[Stored records]
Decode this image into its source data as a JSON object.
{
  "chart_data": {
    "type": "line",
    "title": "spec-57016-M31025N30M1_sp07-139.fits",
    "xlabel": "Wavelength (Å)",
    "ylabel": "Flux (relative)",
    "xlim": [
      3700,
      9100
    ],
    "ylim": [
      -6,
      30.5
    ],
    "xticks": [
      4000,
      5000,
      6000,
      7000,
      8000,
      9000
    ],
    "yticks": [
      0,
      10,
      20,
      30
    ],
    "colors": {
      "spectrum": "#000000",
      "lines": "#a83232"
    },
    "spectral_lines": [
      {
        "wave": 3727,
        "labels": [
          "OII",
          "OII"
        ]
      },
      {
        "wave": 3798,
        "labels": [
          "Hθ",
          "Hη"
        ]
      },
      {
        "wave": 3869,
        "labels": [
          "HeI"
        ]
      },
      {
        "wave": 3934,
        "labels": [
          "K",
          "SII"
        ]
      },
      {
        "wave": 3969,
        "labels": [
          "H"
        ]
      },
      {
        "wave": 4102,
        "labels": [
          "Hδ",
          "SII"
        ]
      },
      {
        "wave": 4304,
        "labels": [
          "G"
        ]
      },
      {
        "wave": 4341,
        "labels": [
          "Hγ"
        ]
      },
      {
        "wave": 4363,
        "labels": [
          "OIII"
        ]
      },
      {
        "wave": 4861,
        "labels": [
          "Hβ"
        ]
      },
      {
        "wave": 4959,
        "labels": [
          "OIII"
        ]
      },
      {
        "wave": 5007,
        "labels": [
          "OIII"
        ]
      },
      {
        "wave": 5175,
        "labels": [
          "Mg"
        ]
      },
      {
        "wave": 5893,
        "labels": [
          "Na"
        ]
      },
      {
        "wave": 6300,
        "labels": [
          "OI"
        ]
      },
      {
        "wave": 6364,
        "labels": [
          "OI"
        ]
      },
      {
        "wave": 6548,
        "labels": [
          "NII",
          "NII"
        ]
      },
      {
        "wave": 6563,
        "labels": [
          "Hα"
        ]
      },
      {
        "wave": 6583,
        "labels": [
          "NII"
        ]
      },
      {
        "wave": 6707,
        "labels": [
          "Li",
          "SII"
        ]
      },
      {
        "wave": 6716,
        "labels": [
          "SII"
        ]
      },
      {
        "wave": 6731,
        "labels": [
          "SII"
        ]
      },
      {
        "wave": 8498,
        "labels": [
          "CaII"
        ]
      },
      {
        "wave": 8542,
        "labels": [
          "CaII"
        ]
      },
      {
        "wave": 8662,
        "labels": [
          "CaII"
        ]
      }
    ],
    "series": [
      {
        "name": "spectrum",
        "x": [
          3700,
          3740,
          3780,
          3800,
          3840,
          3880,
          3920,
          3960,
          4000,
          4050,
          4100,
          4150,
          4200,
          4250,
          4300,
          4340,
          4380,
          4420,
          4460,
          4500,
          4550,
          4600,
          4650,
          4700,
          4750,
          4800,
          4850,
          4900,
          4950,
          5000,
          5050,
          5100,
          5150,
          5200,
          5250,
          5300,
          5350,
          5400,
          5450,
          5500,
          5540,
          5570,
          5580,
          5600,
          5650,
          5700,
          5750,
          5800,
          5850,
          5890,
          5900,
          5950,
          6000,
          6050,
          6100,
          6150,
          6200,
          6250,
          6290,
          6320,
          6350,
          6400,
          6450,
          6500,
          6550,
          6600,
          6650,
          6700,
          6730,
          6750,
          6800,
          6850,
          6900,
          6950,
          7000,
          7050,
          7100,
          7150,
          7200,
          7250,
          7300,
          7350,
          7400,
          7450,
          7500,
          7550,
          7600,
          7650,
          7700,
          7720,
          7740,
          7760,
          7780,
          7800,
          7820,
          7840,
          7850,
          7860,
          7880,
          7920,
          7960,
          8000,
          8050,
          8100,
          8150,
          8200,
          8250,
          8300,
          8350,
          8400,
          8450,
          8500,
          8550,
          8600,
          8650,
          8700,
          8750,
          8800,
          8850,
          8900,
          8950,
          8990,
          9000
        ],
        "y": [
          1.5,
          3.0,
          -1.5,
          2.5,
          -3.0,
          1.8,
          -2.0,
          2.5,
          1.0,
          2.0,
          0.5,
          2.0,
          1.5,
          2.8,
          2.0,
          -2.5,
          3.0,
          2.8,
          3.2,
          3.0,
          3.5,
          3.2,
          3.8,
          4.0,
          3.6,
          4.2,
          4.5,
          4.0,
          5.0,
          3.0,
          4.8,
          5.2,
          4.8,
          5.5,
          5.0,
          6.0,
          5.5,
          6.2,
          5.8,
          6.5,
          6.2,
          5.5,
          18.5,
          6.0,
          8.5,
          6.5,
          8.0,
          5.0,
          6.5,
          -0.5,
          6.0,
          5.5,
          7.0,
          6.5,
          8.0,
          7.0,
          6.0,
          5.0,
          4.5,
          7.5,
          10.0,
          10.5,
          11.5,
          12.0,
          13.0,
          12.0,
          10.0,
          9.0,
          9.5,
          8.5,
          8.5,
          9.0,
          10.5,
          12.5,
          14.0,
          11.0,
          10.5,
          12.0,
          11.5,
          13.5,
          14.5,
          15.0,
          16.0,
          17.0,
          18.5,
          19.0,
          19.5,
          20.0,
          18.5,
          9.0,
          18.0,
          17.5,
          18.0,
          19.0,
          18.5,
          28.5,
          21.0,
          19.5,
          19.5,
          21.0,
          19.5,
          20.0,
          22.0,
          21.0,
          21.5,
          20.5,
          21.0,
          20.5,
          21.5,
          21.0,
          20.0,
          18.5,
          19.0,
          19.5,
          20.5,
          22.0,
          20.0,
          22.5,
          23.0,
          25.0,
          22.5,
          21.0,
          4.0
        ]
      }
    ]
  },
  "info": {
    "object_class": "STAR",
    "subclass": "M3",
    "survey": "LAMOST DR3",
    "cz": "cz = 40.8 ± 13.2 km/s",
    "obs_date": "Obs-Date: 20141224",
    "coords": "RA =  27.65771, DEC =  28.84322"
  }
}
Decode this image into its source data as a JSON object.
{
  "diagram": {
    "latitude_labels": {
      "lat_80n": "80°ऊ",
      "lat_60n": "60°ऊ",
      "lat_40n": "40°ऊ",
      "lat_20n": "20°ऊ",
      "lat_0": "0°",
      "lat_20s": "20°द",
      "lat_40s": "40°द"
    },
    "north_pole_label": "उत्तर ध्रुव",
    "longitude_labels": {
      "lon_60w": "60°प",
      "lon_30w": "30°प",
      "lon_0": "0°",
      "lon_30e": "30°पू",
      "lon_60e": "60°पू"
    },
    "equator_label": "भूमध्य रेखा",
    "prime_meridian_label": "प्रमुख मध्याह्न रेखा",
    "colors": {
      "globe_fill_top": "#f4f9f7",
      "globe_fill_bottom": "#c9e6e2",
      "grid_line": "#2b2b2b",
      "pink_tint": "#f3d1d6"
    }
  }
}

--- TASK DETAILS ---
Output the listing above word for word.

--- RIGHT ANSWER ---
Decode this image into its source data as a JSON object.
{
  "chart_data": {
    "type": "line",
    "title": "spec-57016-M31025N30M1_sp07-139.fits",
    "xlabel": "Wavelength (Å)",
    "ylabel": "Flux (relative)",
    "xlim": [
      3700,
      9100
    ],
    "ylim": [
      -6,
      30.5
    ],
    "xticks": [
      4000,
      5000,
      6000,
      7000,
      8000,
      9000
    ],
    "yticks": [
      0,
      10,
      20,
      30
    ],
    "colors": {
      "spectrum": "#000000",
      "lines": "#a83232"
    },
    "spectral_lines": [
      {
        "wave": 3727,
        "labels": [
          "OII",
          "OII"
        ]
      },
      {
        "wave": 3798,
        "labels": [
          "Hθ",
          "Hη"
        ]
      },
      {
        "wave": 3869,
        "labels": [
          "HeI"
        ]
      },
      {
        "wave": 3934,
        "labels": [
          "K",
          "SII"
        ]
      },
      {
        "wave": 3969,
        "labels": [
          "H"
        ]
      },
      {
        "wave": 4102,
        "labels": [
          "Hδ",
          "SII"
        ]
      },
      {
        "wave": 4304,
        "labels": [
          "G"
        ]
      },
      {
        "wave": 4341,
        "labels": [
          "Hγ"
        ]
      },
      {
        "wave": 4363,
        "labels": [
          "OIII"
        ]
      },
      {
        "wave": 4861,
        "labels": [
          "Hβ"
        ]
      },
      {
        "wave": 4959,
        "labels": [
          "OIII"
        ]
      },
      {
        "wave": 5007,
        "labels": [
          "OIII"
        ]
      },
      {
        "wave": 5175,
        "labels": [
          "Mg"
        ]
      },
      {
        "wave": 5893,
        "labels": [
          "Na"
        ]
      },
      {
        "wave": 6300,
        "labels": [
          "OI"
        ]
      },
      {
        "wave": 6364,
        "labels": [
          "OI"
        ]
      },
      {
        "wave": 6548,
        "labels": [
          "NII",
          "NII"
        ]
      },
      {
        "wave": 6563,
        "labels": [
          "Hα"
        ]
      },
      {
        "wave": 6583,
        "labels": [
          "NII"
        ]
      },
      {
        "wave": 6707,
        "labels": [
          "Li",
          "SII"
        ]
      },
      {
        "wave": 6716,
        "labels": [
          "SII"
        ]
      },
      {
        "wave": 6731,
        "labels": [
          "SII"
        ]
      },
      {
        "wave": 8498,
        "labels": [
          "CaII"
        ]
      },
      {
        "wave": 8542,
        "labels": [
          "CaII"
        ]
      },
      {
        "wave": 8662,
        "labels": [
          "CaII"
        ]
      }
    ],
    "series": [
      {
        "name": "spectrum",
        "x": [
          3700,
          3740,
          3780,
          3800,
          3840,
          3880,
          3920,
          3960,
          4000,
          4050,
          4100,
          4150,
          4200,
          4250,
          4300,
          4340,
          4380,
          4420,
          4460,
          4500,
          4550,
          4600,
          4650,
          4700,
          4750,
          4800,
          4850,
          4900,
          4950,
          5000,
          5050,
          5100,
          5150,
          5200,
          5250,
          5300,
          5350,
          5400,
          5450,
          5500,
          5540,
          5570,
          5580,
          5600,
          5650,
          5700,
          5750,
          5800,
          5850,
          5890,
          5900,
          5950,
          6000,
          6050,
          6100,
          6150,
          6200,
          6250,
          6290,
          6320,
          6350,
          6400,
          6450,
          6500,
          6550,
          6600,
          6650,
          6700,
          6730,
          6750,
          6800,
          6850,
          6900,
          6950,
          7000,
          7050,
          7100,
          7150,
          7200,
          7250,
          7300,
          7350,
          7400,
          7450,
          7500,
          7550,
          7600,
          7650,
          7700,
          7720,
          7740,
          7760,
          7780,
          7800,
          7820,
          7840,
          7850,
          7860,
          7880,
          7920,
          7960,
          8000,
          8050,
          8100,
          8150,
          8200,
          8250,
          8300,
          8350,
          8400,
          8450,
          8500,
          8550,
          8600,
          8650,
          8700,
          8750,
          8800,
          8850,
          8900,
          8950,
          8990,
          9000
        ],
        "y": [
          1.5,
          3.0,
          -1.5,
          2.5,
          -3.0,
          1.8,
          -2.0,
          2.5,
          1.0,
          2.0,
          0.5,
          2.0,
          1.5,
          2.8,
          2.0,
          -2.5,
          3.0,
          2.8,
          3.2,
          3.0,
          3.5,
          3.2,
          3.8,
          4.0,
          3.6,
          4.2,
          4.5,
          4.0,
          5.0,
          3.0,
          4.8,
          5.2,
          4.8,
          5.5,
          5.0,
          6.0,
          5.5,
          6.2,
          5.8,
          6.5,
          6.2,
          5.5,
          18.5,
          6.0,
          8.5,
          6.5,
          8.0,
          5.0,
          6.5,
          -0.5,
          6.0,
          5.5,
          7.0,
          6.5,
          8.0,
          7.0,
          6.0,
          5.0,
          4.5,
          7.5,
          10.0,
          10.5,
          11.5,
          12.0,
          13.0,
          12.0,
          10.0,
          9.0,
          9.5,
          8.5,
          8.5,
          9.0,
          10.5,
          12.5,
          14.0,
          11.0,
          10.5,
          12.0,
          11.5,
          13.5,
          14.5,
          15.0,
          16.0,
          17.0,
          18.5,
          19.0,
          19.5,
          20.0,
          18.5,
          9.0,
          18.0,
          17.5,
          18.0,
          19.0,
          18.5,
          28.5,
          21.0,
          19.5,
          19.5,
          21.0,
          19.5,
          20.0,
          22.0,
          21.0,
          21.5,
          20.5,
          21.0,
          20.5,
          21.5,
          21.0,
          20.0,
          18.5,
          19.0,
          19.5,
          20.5,
          22.0,
          20.0,
          22.5,
          23.0,
          25.0,
          22.5,
          21.0,
          4.0
        ]
      }
    ]
  },
  "info": {
    "object_class": "STAR",
    "subclass": "M3",
    "survey": "LAMOST DR3",
    "cz": "cz = 40.8 ± 13.2 km/s",
    "obs_date": "Obs-Date: 20141224",
    "coords": "RA =  27.65771, DEC =  28.84322"
  }
}
Decode this image into its source data as a JSON object.
{
  "diagram": {
    "latitude_labels": {
      "lat_80n": "80°ऊ",
      "lat_60n": "60°ऊ",
      "lat_40n": "40°ऊ",
      "lat_20n": "20°ऊ",
      "lat_0": "0°",
      "lat_20s": "20°द",
      "lat_40s": "40°द"
    },
    "north_pole_label": "उत्तर ध्रुव",
    "longitude_labels": {
      "lon_60w": "60°प",
      "lon_30w": "30°प",
      "lon_0": "0°",
      "lon_30e": "30°पू",
      "lon_60e": "60°पू"
    },
    "equator_label": "भूमध्य रेखा",
    "prime_meridian_label": "प्रमुख मध्याह्न रेखा",
    "colors": {
      "globe_fill_top": "#f4f9f7",
      "globe_fill_bottom": "#c9e6e2",
      "grid_line": "#2b2b2b",
      "pink_tint": "#f3d1d6"
    }
  }
}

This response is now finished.